## TASK DIRECTIONS
Return the entries verbatim and drop every picture.

(A block of data)
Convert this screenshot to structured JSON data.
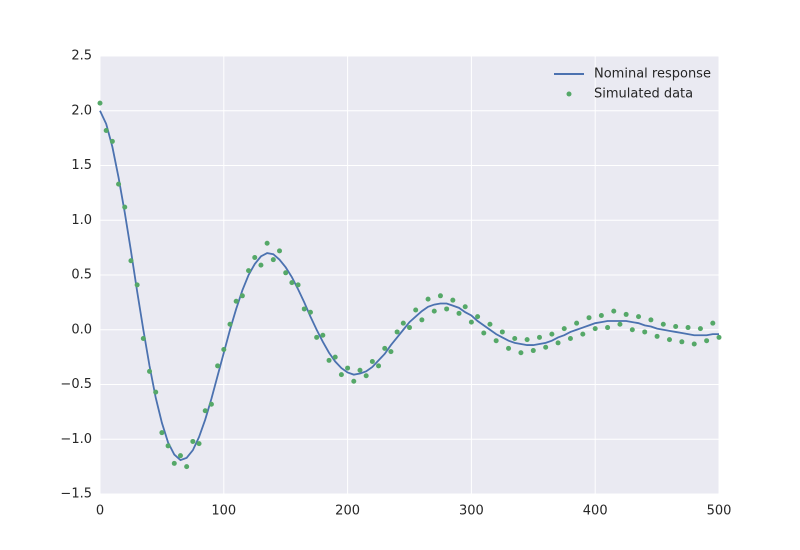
{
  "chart_data": {
    "type": "line",
    "x": [
      0,
      5,
      10,
      15,
      20,
      25,
      30,
      35,
      40,
      45,
      50,
      55,
      60,
      65,
      70,
      75,
      80,
      85,
      90,
      95,
      100,
      105,
      110,
      115,
      120,
      125,
      130,
      135,
      140,
      145,
      150,
      155,
      160,
      165,
      170,
      175,
      180,
      185,
      190,
      195,
      200,
      205,
      210,
      215,
      220,
      225,
      230,
      235,
      240,
      245,
      250,
      255,
      260,
      265,
      270,
      275,
      280,
      285,
      290,
      295,
      300,
      305,
      310,
      315,
      320,
      325,
      330,
      335,
      340,
      345,
      350,
      355,
      360,
      365,
      370,
      375,
      380,
      385,
      390,
      395,
      400,
      405,
      410,
      415,
      420,
      425,
      430,
      435,
      440,
      445,
      450,
      455,
      460,
      465,
      470,
      475,
      480,
      485,
      490,
      495,
      500
    ],
    "series": [
      {
        "name": "Nominal response",
        "style": "line",
        "color": "#4c72b0",
        "values": [
          2.0,
          1.88,
          1.67,
          1.39,
          1.07,
          0.72,
          0.35,
          0,
          -0.33,
          -0.62,
          -0.85,
          -1.03,
          -1.14,
          -1.19,
          -1.17,
          -1.1,
          -0.98,
          -0.82,
          -0.63,
          -0.42,
          -0.21,
          0,
          0.19,
          0.36,
          0.5,
          0.6,
          0.67,
          0.7,
          0.69,
          0.64,
          0.57,
          0.48,
          0.37,
          0.25,
          0.12,
          0,
          -0.11,
          -0.21,
          -0.29,
          -0.35,
          -0.39,
          -0.41,
          -0.4,
          -0.38,
          -0.34,
          -0.28,
          -0.22,
          -0.14,
          -0.07,
          0,
          0.07,
          0.12,
          0.17,
          0.21,
          0.23,
          0.24,
          0.24,
          0.22,
          0.2,
          0.16,
          0.13,
          0.08,
          0.04,
          0,
          -0.04,
          -0.07,
          -0.1,
          -0.12,
          -0.13,
          -0.14,
          -0.14,
          -0.13,
          -0.12,
          -0.1,
          -0.07,
          -0.05,
          -0.02,
          0,
          0.02,
          0.04,
          0.06,
          0.07,
          0.08,
          0.08,
          0.08,
          0.08,
          0.07,
          0.06,
          0.04,
          0.03,
          0.01,
          0,
          -0.01,
          -0.02,
          -0.03,
          -0.04,
          -0.05,
          -0.05,
          -0.05,
          -0.04,
          -0.04
        ]
      },
      {
        "name": "Simulated data",
        "style": "scatter",
        "color": "#55a868",
        "values": [
          2.07,
          1.82,
          1.72,
          1.33,
          1.12,
          0.63,
          0.41,
          -0.08,
          -0.38,
          -0.57,
          -0.94,
          -1.06,
          -1.22,
          -1.15,
          -1.25,
          -1.02,
          -1.04,
          -0.74,
          -0.68,
          -0.33,
          -0.18,
          0.05,
          0.26,
          0.31,
          0.54,
          0.66,
          0.59,
          0.79,
          0.64,
          0.72,
          0.52,
          0.43,
          0.41,
          0.19,
          0.16,
          -0.07,
          -0.05,
          -0.28,
          -0.25,
          -0.41,
          -0.35,
          -0.47,
          -0.37,
          -0.42,
          -0.29,
          -0.33,
          -0.17,
          -0.2,
          -0.02,
          0.06,
          0.02,
          0.18,
          0.09,
          0.28,
          0.17,
          0.31,
          0.19,
          0.27,
          0.15,
          0.21,
          0.07,
          0.12,
          -0.03,
          0.05,
          -0.1,
          -0.02,
          -0.17,
          -0.08,
          -0.21,
          -0.09,
          -0.19,
          -0.07,
          -0.16,
          -0.04,
          -0.12,
          0.01,
          -0.08,
          0.06,
          -0.04,
          0.11,
          0.01,
          0.13,
          0.02,
          0.17,
          0.05,
          0.14,
          0.0,
          0.12,
          -0.02,
          0.09,
          -0.06,
          0.05,
          -0.09,
          0.03,
          -0.11,
          0.02,
          -0.13,
          0.01,
          -0.1,
          0.06,
          -0.07
        ]
      }
    ],
    "xlim": [
      0,
      500
    ],
    "xticks": [
      0,
      100,
      200,
      300,
      400,
      500
    ],
    "ylim": [
      -1.5,
      2.5
    ],
    "yticks": [
      {
        "value": -1.5,
        "label": "−1.5"
      },
      {
        "value": -1,
        "label": "−1.0"
      },
      {
        "value": -0.5,
        "label": "−0.5"
      },
      {
        "value": 0,
        "label": "0.0"
      },
      0.5,
      {
        "value": 1,
        "label": "1.0"
      },
      1.5,
      {
        "value": 2,
        "label": "2.0"
      },
      2.5
    ],
    "grid": true,
    "legend": "upper right",
    "background": "#eaeaf2"
  }
}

## FULL OUTPUT
Convert this screenshot to structured JSON data.
{
  "chart_data": {
    "type": "line",
    "x": [
      0,
      5,
      10,
      15,
      20,
      25,
      30,
      35,
      40,
      45,
      50,
      55,
      60,
      65,
      70,
      75,
      80,
      85,
      90,
      95,
      100,
      105,
      110,
      115,
      120,
      125,
      130,
      135,
      140,
      145,
      150,
      155,
      160,
      165,
      170,
      175,
      180,
      185,
      190,
      195,
      200,
      205,
      210,
      215,
      220,
      225,
      230,
      235,
      240,
      245,
      250,
      255,
      260,
      265,
      270,
      275,
      280,
      285,
      290,
      295,
      300,
      305,
      310,
      315,
      320,
      325,
      330,
      335,
      340,
      345,
      350,
      355,
      360,
      365,
      370,
      375,
      380,
      385,
      390,
      395,
      400,
      405,
      410,
      415,
      420,
      425,
      430,
      435,
      440,
      445,
      450,
      455,
      460,
      465,
      470,
      475,
      480,
      485,
      490,
      495,
      500
    ],
    "series": [
      {
        "name": "Nominal response",
        "style": "line",
        "color": "#4c72b0",
        "values": [
          2.0,
          1.88,
          1.67,
          1.39,
          1.07,
          0.72,
          0.35,
          0,
          -0.33,
          -0.62,
          -0.85,
          -1.03,
          -1.14,
          -1.19,
          -1.17,
          -1.1,
          -0.98,
          -0.82,
          -0.63,
          -0.42,
          -0.21,
          0,
          0.19,
          0.36,
          0.5,
          0.6,
          0.67,
          0.7,
          0.69,
          0.64,
          0.57,
          0.48,
          0.37,
          0.25,
          0.12,
          0,
          -0.11,
          -0.21,
          -0.29,
          -0.35,
          -0.39,
          -0.41,
          -0.4,
          -0.38,
          -0.34,
          -0.28,
          -0.22,
          -0.14,
          -0.07,
          0,
          0.07,
          0.12,
          0.17,
          0.21,
          0.23,
          0.24,
          0.24,
          0.22,
          0.2,
          0.16,
          0.13,
          0.08,
          0.04,
          0,
          -0.04,
          -0.07,
          -0.1,
          -0.12,
          -0.13,
          -0.14,
          -0.14,
          -0.13,
          -0.12,
          -0.1,
          -0.07,
          -0.05,
          -0.02,
          0,
          0.02,
          0.04,
          0.06,
          0.07,
          0.08,
          0.08,
          0.08,
          0.08,
          0.07,
          0.06,
          0.04,
          0.03,
          0.01,
          0,
          -0.01,
          -0.02,
          -0.03,
          -0.04,
          -0.05,
          -0.05,
          -0.05,
          -0.04,
          -0.04
        ]
      },
      {
        "name": "Simulated data",
        "style": "scatter",
        "color": "#55a868",
        "values": [
          2.07,
          1.82,
          1.72,
          1.33,
          1.12,
          0.63,
          0.41,
          -0.08,
          -0.38,
          -0.57,
          -0.94,
          -1.06,
          -1.22,
          -1.15,
          -1.25,
          -1.02,
          -1.04,
          -0.74,
          -0.68,
          -0.33,
          -0.18,
          0.05,
          0.26,
          0.31,
          0.54,
          0.66,
          0.59,
          0.79,
          0.64,
          0.72,
          0.52,
          0.43,
          0.41,
          0.19,
          0.16,
          -0.07,
          -0.05,
          -0.28,
          -0.25,
          -0.41,
          -0.35,
          -0.47,
          -0.37,
          -0.42,
          -0.29,
          -0.33,
          -0.17,
          -0.2,
          -0.02,
          0.06,
          0.02,
          0.18,
          0.09,
          0.28,
          0.17,
          0.31,
          0.19,
          0.27,
          0.15,
          0.21,
          0.07,
          0.12,
          -0.03,
          0.05,
          -0.1,
          -0.02,
          -0.17,
          -0.08,
          -0.21,
          -0.09,
          -0.19,
          -0.07,
          -0.16,
          -0.04,
          -0.12,
          0.01,
          -0.08,
          0.06,
          -0.04,
          0.11,
          0.01,
          0.13,
          0.02,
          0.17,
          0.05,
          0.14,
          0.0,
          0.12,
          -0.02,
          0.09,
          -0.06,
          0.05,
          -0.09,
          0.03,
          -0.11,
          0.02,
          -0.13,
          0.01,
          -0.1,
          0.06,
          -0.07
        ]
      }
    ],
    "xlim": [
      0,
      500
    ],
    "xticks": [
      0,
      100,
      200,
      300,
      400,
      500
    ],
    "ylim": [
      -1.5,
      2.5
    ],
    "yticks": [
      {
        "value": -1.5,
        "label": "−1.5"
      },
      {
        "value": -1,
        "label": "−1.0"
      },
      {
        "value": -0.5,
        "label": "−0.5"
      },
      {
        "value": 0,
        "label": "0.0"
      },
      0.5,
      {
        "value": 1,
        "label": "1.0"
      },
      1.5,
      {
        "value": 2,
        "label": "2.0"
      },
      2.5
    ],
    "grid": true,
    "legend": "upper right",
    "background": "#eaeaf2"
  }
}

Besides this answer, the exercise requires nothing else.